## Figure data in JSON
▼

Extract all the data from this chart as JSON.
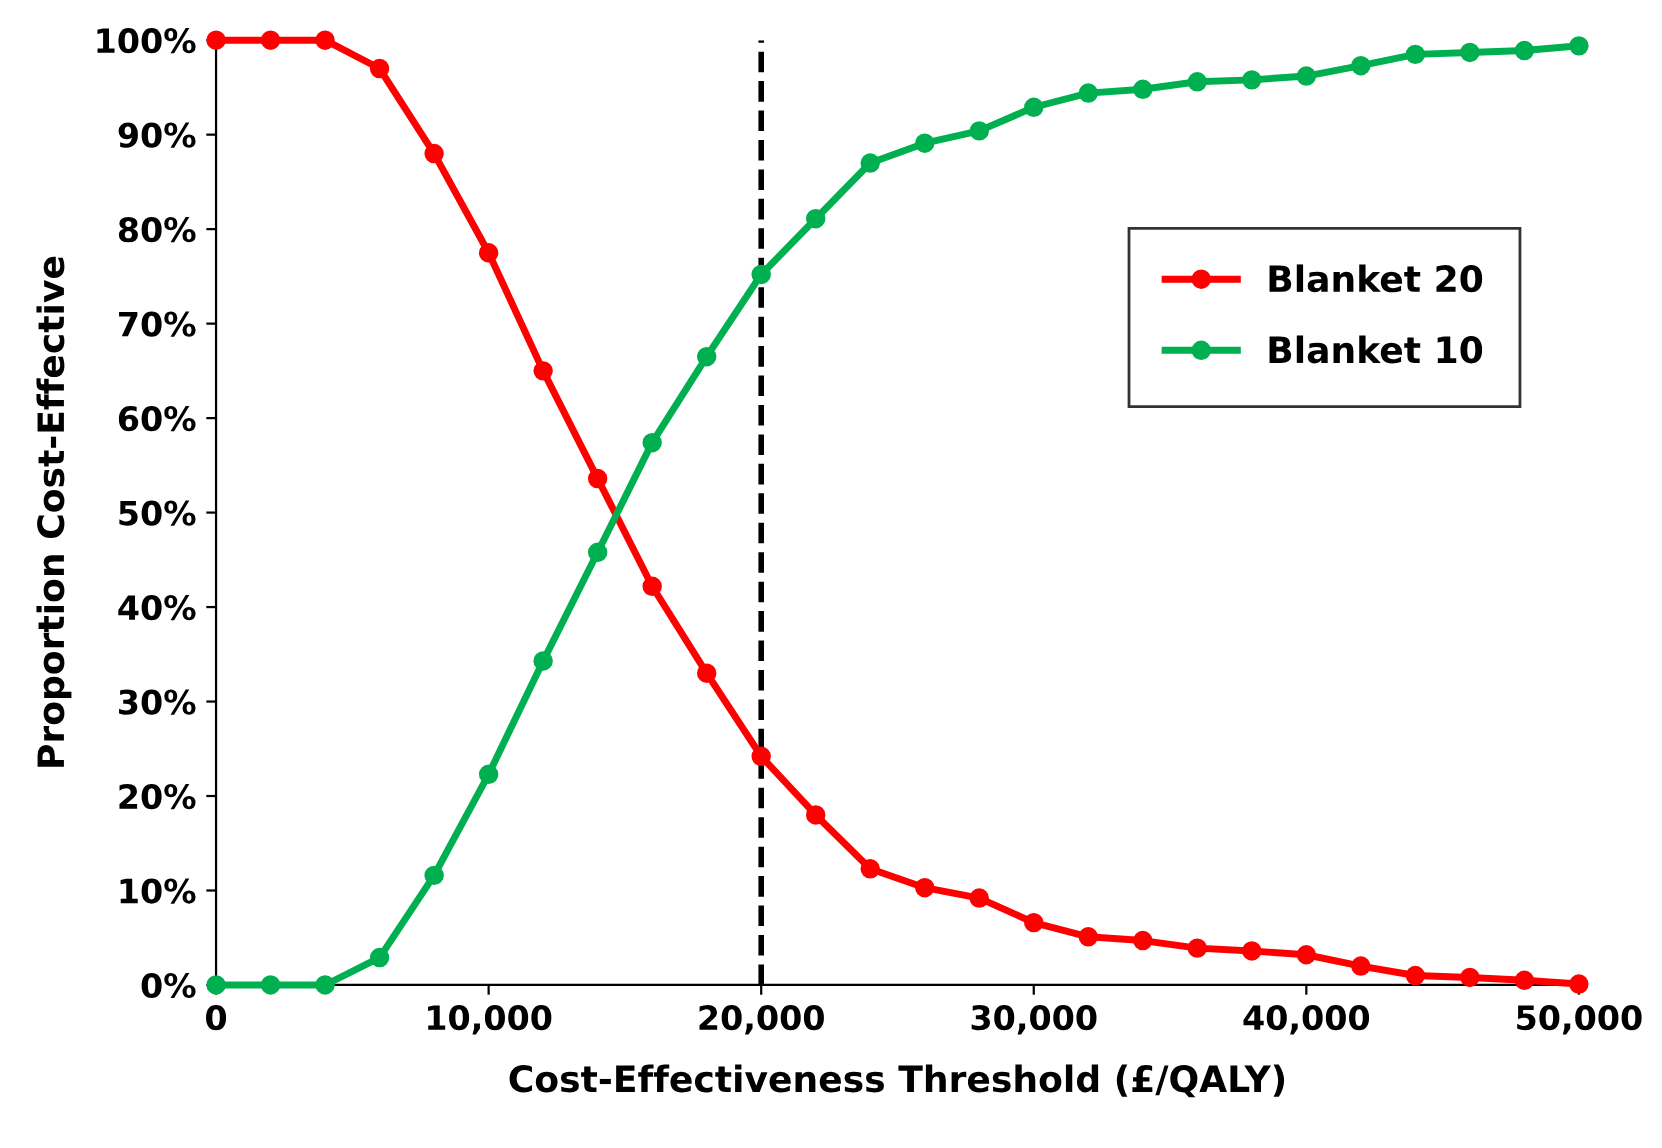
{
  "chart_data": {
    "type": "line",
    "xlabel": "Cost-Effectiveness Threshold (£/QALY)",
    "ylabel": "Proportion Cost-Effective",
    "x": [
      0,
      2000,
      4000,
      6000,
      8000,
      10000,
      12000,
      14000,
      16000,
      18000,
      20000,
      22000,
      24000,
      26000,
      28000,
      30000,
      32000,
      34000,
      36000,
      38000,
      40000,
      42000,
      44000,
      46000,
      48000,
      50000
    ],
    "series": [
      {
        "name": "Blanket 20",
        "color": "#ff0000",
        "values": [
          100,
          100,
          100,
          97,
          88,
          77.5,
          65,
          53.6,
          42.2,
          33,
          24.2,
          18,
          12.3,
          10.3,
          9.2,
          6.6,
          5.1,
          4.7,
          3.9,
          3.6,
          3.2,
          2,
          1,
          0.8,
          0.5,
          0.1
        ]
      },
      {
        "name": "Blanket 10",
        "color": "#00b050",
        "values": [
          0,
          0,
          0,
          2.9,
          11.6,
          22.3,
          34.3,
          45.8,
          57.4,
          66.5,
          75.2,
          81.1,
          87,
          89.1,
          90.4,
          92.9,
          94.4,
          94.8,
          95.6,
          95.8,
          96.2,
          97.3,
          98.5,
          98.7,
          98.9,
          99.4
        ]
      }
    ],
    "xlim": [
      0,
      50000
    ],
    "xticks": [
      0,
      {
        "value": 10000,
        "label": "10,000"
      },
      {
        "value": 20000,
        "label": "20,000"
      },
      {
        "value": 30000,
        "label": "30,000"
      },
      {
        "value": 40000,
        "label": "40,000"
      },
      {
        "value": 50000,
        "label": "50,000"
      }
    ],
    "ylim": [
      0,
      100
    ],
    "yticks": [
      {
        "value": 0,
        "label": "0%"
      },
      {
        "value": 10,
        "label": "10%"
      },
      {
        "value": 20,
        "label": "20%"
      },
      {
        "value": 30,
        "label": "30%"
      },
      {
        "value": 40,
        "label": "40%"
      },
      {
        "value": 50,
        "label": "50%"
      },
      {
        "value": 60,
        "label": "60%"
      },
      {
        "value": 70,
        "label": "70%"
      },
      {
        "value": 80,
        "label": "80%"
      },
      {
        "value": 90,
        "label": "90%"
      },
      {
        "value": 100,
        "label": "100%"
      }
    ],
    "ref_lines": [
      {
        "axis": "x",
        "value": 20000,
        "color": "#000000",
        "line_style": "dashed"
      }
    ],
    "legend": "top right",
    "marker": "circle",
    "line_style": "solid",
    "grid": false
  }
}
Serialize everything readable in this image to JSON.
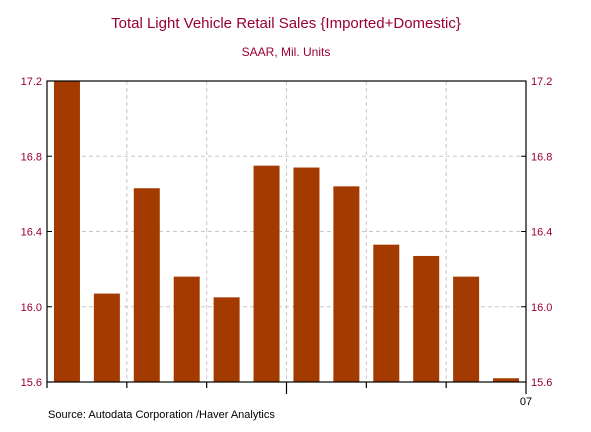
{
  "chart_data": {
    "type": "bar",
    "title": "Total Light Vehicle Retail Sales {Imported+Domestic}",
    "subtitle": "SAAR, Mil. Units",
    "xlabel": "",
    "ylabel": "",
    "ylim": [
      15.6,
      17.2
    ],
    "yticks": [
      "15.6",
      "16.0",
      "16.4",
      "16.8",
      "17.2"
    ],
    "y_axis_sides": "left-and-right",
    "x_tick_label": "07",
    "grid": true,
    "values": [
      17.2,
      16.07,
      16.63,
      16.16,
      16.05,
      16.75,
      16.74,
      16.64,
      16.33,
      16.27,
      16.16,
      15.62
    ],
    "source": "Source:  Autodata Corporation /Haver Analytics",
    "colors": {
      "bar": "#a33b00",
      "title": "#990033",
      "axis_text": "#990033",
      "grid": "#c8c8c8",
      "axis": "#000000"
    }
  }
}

▲

## WHAT THIS TASK INVOLVES
Write the listing above out again exactly, dropping each image.

## PROBLEM SOLUTION
Extract all the data from this chart as JSON.
{
  "chart_data": {
    "type": "line",
    "xlabel": "Cost-Effectiveness Threshold (£/QALY)",
    "ylabel": "Proportion Cost-Effective",
    "x": [
      0,
      2000,
      4000,
      6000,
      8000,
      10000,
      12000,
      14000,
      16000,
      18000,
      20000,
      22000,
      24000,
      26000,
      28000,
      30000,
      32000,
      34000,
      36000,
      38000,
      40000,
      42000,
      44000,
      46000,
      48000,
      50000
    ],
    "series": [
      {
        "name": "Blanket 20",
        "color": "#ff0000",
        "values": [
          100,
          100,
          100,
          97,
          88,
          77.5,
          65,
          53.6,
          42.2,
          33,
          24.2,
          18,
          12.3,
          10.3,
          9.2,
          6.6,
          5.1,
          4.7,
          3.9,
          3.6,
          3.2,
          2,
          1,
          0.8,
          0.5,
          0.1
        ]
      },
      {
        "name": "Blanket 10",
        "color": "#00b050",
        "values": [
          0,
          0,
          0,
          2.9,
          11.6,
          22.3,
          34.3,
          45.8,
          57.4,
          66.5,
          75.2,
          81.1,
          87,
          89.1,
          90.4,
          92.9,
          94.4,
          94.8,
          95.6,
          95.8,
          96.2,
          97.3,
          98.5,
          98.7,
          98.9,
          99.4
        ]
      }
    ],
    "xlim": [
      0,
      50000
    ],
    "xticks": [
      0,
      {
        "value": 10000,
        "label": "10,000"
      },
      {
        "value": 20000,
        "label": "20,000"
      },
      {
        "value": 30000,
        "label": "30,000"
      },
      {
        "value": 40000,
        "label": "40,000"
      },
      {
        "value": 50000,
        "label": "50,000"
      }
    ],
    "ylim": [
      0,
      100
    ],
    "yticks": [
      {
        "value": 0,
        "label": "0%"
      },
      {
        "value": 10,
        "label": "10%"
      },
      {
        "value": 20,
        "label": "20%"
      },
      {
        "value": 30,
        "label": "30%"
      },
      {
        "value": 40,
        "label": "40%"
      },
      {
        "value": 50,
        "label": "50%"
      },
      {
        "value": 60,
        "label": "60%"
      },
      {
        "value": 70,
        "label": "70%"
      },
      {
        "value": 80,
        "label": "80%"
      },
      {
        "value": 90,
        "label": "90%"
      },
      {
        "value": 100,
        "label": "100%"
      }
    ],
    "ref_lines": [
      {
        "axis": "x",
        "value": 20000,
        "color": "#000000",
        "line_style": "dashed"
      }
    ],
    "legend": "top right",
    "marker": "circle",
    "line_style": "solid",
    "grid": false
  }
}
Serialize everything readable in this image to JSON.
{
  "chart_data": {
    "type": "bar",
    "title": "Total Light Vehicle Retail Sales {Imported+Domestic}",
    "subtitle": "SAAR, Mil. Units",
    "xlabel": "",
    "ylabel": "",
    "ylim": [
      15.6,
      17.2
    ],
    "yticks": [
      "15.6",
      "16.0",
      "16.4",
      "16.8",
      "17.2"
    ],
    "y_axis_sides": "left-and-right",
    "x_tick_label": "07",
    "grid": true,
    "values": [
      17.2,
      16.07,
      16.63,
      16.16,
      16.05,
      16.75,
      16.74,
      16.64,
      16.33,
      16.27,
      16.16,
      15.62
    ],
    "source": "Source:  Autodata Corporation /Haver Analytics",
    "colors": {
      "bar": "#a33b00",
      "title": "#990033",
      "axis_text": "#990033",
      "grid": "#c8c8c8",
      "axis": "#000000"
    }
  }
}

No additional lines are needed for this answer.